— Written exercise —
Scan the material for the word "following", and copy each line where it shows up.

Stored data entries
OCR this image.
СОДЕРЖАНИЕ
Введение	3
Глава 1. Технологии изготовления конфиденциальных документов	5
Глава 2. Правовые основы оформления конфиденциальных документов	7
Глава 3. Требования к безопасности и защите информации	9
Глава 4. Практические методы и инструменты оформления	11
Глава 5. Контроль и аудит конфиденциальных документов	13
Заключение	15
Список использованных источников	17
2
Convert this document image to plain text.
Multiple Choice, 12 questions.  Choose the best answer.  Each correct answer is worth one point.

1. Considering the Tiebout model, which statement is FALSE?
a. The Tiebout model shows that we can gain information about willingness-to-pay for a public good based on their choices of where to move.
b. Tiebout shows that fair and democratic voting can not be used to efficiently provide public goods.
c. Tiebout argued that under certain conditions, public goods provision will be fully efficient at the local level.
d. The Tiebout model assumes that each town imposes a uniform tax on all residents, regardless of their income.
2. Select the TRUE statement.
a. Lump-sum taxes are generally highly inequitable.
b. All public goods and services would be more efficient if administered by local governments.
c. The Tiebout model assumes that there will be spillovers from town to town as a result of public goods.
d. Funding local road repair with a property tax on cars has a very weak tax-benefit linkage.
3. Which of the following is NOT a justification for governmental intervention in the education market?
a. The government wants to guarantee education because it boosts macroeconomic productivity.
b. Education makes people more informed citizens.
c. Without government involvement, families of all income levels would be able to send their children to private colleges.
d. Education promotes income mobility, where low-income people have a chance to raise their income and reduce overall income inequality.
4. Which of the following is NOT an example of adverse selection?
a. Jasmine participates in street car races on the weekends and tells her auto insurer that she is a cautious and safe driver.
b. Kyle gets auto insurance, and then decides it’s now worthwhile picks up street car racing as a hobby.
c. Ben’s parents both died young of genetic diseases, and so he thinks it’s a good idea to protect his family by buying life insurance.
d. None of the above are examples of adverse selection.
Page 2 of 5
==
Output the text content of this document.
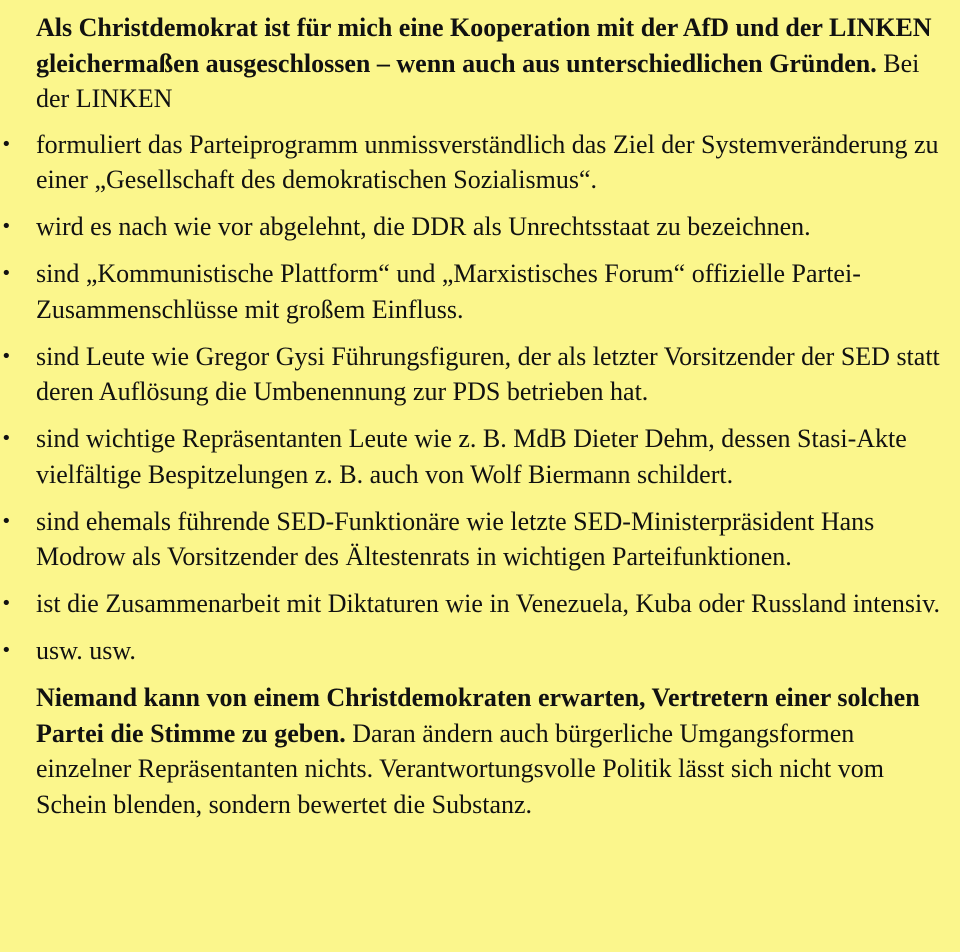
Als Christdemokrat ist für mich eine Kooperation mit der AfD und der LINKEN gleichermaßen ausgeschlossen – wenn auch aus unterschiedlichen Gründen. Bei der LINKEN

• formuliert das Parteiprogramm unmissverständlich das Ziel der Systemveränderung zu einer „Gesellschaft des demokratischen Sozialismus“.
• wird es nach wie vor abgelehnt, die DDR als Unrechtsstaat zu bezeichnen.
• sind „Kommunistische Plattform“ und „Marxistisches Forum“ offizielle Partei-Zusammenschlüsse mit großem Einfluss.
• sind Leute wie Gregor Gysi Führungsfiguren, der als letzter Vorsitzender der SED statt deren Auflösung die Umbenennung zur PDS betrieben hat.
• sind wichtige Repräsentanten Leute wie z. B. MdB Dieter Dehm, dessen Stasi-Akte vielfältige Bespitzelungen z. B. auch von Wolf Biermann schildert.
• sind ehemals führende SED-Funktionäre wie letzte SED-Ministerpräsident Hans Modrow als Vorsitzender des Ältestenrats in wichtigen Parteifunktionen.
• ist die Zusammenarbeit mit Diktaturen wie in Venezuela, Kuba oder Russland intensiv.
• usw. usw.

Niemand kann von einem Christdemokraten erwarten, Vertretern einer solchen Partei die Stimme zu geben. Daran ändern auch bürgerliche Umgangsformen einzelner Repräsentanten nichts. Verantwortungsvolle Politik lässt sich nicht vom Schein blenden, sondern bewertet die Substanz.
==
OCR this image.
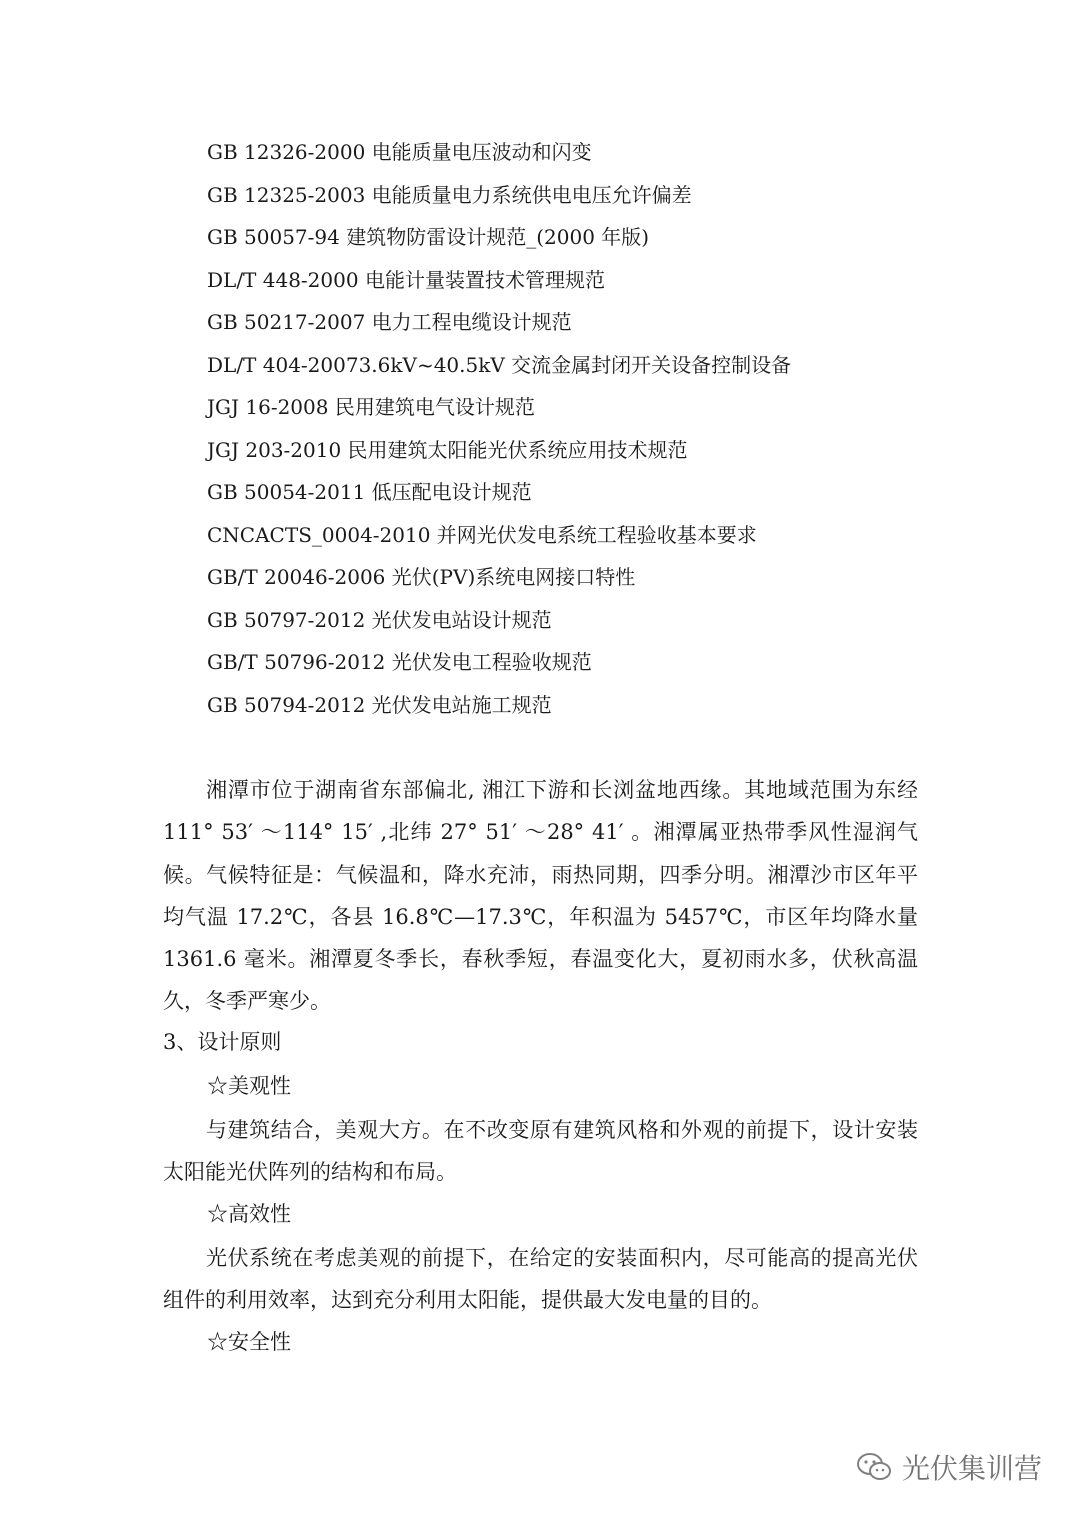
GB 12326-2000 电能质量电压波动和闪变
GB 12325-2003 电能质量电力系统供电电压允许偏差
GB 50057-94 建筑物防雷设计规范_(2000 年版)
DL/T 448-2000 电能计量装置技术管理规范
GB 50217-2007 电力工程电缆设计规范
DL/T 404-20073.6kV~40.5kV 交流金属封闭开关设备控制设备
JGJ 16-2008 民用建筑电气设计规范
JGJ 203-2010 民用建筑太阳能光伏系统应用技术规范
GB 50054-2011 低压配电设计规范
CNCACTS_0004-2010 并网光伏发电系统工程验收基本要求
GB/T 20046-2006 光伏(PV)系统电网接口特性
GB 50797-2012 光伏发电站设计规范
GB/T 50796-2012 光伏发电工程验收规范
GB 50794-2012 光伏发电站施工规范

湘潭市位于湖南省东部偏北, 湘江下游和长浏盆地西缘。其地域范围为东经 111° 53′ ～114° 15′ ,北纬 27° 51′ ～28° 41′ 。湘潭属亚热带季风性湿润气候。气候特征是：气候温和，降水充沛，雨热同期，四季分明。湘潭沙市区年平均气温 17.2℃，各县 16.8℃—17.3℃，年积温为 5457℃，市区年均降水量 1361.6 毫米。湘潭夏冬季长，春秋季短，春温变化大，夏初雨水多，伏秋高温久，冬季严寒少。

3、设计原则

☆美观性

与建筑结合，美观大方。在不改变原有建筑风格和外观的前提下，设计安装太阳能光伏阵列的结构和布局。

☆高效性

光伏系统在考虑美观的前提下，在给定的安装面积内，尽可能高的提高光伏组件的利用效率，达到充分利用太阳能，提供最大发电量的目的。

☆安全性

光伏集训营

— Answer below —
3. Which of the following is NOT a justification for governmental intervention in the education market?
4. Which of the following is NOT an example of adverse selection?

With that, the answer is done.